# GIVEN PROBLEM:
Work out how many lines in the listing below include the word "image". Give nothing but the number.

------ AVAILABLE DATA

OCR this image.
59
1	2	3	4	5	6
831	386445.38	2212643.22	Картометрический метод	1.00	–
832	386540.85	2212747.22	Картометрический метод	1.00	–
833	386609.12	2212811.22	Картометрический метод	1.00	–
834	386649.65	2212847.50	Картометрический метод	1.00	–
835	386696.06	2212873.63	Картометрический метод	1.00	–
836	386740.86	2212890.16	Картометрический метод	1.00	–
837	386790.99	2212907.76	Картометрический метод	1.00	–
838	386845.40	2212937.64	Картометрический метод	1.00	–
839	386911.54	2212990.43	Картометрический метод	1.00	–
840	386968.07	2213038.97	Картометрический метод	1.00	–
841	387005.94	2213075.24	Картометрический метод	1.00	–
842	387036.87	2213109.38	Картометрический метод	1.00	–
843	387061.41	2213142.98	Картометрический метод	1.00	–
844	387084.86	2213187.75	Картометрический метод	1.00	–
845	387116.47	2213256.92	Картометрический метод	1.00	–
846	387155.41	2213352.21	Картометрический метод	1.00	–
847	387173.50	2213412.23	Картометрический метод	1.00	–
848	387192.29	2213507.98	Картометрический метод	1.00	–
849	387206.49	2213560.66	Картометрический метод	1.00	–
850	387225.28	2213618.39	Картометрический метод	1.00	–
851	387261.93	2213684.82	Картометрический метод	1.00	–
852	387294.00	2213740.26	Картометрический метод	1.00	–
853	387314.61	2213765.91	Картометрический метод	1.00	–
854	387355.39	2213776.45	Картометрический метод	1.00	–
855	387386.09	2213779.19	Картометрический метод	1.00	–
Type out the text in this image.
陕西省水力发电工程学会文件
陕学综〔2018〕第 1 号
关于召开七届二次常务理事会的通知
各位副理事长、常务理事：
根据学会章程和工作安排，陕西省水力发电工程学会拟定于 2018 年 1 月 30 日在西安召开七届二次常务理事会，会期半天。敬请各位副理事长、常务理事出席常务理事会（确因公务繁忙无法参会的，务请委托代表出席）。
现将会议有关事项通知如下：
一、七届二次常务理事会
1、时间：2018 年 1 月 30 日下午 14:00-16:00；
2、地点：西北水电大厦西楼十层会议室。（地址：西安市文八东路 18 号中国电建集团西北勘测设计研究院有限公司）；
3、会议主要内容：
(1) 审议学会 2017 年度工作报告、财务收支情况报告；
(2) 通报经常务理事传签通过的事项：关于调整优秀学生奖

------------

# REPLY:
2